### Stated problem
Collect all lines below with the string "title".

Stored entries:
— start —

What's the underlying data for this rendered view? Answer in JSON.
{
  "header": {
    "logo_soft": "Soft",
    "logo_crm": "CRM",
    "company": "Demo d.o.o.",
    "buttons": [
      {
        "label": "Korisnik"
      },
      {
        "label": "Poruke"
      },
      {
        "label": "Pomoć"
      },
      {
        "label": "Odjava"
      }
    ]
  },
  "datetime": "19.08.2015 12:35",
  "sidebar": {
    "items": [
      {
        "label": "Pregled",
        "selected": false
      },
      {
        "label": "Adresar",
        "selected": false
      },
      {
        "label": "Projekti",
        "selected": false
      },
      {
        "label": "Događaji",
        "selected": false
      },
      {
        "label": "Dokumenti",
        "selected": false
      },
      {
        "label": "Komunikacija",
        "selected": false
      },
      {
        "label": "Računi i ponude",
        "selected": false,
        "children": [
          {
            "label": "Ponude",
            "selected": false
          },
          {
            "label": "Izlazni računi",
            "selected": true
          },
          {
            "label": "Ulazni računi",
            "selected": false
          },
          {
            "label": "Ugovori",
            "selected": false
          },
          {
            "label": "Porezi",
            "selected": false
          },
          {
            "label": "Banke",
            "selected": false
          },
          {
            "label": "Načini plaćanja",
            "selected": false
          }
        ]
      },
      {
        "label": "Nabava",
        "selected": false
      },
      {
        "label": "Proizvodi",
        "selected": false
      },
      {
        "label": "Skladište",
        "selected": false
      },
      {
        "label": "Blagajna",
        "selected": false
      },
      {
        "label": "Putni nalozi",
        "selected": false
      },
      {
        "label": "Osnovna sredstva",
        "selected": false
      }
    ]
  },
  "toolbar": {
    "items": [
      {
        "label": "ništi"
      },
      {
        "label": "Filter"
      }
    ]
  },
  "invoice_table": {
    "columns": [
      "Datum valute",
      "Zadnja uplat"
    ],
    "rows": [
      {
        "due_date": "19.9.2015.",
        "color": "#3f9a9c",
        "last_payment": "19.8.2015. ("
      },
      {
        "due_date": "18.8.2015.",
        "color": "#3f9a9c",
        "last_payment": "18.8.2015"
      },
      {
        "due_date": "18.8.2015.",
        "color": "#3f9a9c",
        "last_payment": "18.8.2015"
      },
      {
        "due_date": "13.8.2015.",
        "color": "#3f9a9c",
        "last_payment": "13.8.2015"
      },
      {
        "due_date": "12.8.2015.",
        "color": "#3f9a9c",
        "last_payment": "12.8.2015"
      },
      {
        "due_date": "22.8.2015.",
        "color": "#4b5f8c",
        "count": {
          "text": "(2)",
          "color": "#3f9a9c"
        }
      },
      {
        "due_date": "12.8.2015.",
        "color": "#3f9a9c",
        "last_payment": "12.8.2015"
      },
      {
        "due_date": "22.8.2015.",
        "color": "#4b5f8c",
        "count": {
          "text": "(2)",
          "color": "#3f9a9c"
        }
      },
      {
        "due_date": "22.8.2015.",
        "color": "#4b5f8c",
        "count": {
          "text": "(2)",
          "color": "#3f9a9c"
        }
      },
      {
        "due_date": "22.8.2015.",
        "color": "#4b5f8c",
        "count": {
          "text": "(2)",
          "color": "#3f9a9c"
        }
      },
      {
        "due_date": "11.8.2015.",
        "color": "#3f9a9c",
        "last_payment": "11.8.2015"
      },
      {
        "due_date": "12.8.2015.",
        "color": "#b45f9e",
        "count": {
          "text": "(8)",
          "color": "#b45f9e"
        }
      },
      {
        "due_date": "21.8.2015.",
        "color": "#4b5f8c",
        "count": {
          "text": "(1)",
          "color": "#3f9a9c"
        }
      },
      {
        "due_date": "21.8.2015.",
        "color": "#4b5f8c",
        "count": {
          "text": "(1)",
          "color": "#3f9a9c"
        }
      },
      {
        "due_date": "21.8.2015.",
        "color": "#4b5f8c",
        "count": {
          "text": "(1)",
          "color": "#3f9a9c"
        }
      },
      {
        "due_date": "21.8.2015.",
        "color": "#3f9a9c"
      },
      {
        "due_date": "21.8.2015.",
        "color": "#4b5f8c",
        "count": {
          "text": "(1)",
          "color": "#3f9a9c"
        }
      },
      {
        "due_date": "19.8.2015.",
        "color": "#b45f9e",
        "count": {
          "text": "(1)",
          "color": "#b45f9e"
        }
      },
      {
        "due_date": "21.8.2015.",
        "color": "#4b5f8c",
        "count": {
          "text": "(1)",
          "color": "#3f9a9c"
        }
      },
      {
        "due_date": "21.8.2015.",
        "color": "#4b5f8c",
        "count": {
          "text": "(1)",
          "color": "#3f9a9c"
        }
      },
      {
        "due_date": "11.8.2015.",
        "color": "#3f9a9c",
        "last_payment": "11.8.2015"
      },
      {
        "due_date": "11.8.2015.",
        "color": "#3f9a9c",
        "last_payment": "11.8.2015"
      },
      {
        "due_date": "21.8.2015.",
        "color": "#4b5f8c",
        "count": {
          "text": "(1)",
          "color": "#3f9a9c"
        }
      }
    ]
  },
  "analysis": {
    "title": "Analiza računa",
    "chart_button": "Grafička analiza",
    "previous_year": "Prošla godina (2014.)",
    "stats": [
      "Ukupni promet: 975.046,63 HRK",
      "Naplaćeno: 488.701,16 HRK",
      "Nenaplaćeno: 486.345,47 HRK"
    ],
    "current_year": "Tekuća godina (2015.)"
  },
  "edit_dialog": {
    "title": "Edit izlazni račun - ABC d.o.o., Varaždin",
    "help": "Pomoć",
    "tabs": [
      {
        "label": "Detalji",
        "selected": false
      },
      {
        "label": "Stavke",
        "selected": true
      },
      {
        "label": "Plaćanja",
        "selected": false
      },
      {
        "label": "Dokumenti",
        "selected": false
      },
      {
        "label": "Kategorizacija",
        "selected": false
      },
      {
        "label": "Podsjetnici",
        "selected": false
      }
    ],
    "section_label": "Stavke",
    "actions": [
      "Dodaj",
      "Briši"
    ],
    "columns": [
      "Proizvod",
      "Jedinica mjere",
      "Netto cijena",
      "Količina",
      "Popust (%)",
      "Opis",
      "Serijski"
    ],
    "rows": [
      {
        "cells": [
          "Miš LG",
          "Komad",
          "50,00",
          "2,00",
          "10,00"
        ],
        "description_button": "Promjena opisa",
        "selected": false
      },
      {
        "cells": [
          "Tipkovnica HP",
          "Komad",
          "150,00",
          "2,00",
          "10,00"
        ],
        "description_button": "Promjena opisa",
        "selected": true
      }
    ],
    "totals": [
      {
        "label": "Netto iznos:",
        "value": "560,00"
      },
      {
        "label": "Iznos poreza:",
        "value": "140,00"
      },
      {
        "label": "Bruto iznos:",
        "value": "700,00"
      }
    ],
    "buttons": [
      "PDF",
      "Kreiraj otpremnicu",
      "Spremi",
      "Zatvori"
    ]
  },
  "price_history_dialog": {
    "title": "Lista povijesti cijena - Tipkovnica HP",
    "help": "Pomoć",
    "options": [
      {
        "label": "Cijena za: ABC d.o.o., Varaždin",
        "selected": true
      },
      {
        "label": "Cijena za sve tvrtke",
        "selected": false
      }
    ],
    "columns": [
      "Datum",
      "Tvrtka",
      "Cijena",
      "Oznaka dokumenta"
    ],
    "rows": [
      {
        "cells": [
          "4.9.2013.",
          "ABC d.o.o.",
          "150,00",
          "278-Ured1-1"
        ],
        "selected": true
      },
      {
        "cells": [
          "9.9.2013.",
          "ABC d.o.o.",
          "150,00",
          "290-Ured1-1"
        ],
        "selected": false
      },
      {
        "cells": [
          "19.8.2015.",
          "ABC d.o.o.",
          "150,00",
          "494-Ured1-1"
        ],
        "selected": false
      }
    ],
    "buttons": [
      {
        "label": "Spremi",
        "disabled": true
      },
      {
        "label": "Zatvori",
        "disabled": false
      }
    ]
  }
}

— end —

### Solution for this problem
    "title": "Analiza računa",
    "title": "Edit izlazni račun - ABC d.o.o., Varaždin",
    "title": "Lista povijesti cijena - Tipkovnica HP",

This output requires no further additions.